Lines of data:
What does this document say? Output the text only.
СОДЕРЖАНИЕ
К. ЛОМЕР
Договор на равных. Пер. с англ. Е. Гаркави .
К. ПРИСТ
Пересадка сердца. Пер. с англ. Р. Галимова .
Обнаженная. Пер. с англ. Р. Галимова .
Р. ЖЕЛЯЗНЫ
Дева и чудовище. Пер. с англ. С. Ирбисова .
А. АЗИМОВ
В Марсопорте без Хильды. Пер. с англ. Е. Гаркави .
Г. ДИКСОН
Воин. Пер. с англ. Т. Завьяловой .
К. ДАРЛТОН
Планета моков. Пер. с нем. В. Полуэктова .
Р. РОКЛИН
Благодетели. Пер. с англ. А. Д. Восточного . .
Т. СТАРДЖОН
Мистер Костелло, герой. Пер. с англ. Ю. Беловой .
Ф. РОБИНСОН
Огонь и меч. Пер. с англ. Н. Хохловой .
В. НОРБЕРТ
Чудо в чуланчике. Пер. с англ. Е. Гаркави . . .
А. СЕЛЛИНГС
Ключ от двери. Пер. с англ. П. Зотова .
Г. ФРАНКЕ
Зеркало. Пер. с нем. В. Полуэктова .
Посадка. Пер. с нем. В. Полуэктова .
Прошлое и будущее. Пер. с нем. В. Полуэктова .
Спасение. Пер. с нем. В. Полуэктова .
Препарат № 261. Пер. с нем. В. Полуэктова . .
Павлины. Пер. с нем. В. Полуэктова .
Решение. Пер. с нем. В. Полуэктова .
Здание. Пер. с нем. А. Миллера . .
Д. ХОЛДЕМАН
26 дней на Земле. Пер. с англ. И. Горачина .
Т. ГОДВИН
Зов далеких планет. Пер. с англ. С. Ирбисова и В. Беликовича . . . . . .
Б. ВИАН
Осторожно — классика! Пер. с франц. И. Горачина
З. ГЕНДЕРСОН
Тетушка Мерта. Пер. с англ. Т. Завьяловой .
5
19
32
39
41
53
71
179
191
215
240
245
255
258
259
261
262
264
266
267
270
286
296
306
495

◆ SET EXERCISE: Pick out each line above that includes "Галимова" and show it.

◆ ANSWER IN FULL:
Пересадка сердца. Пер. с англ. Р. Галимова .
Обнаженная. Пер. с англ. Р. Галимова .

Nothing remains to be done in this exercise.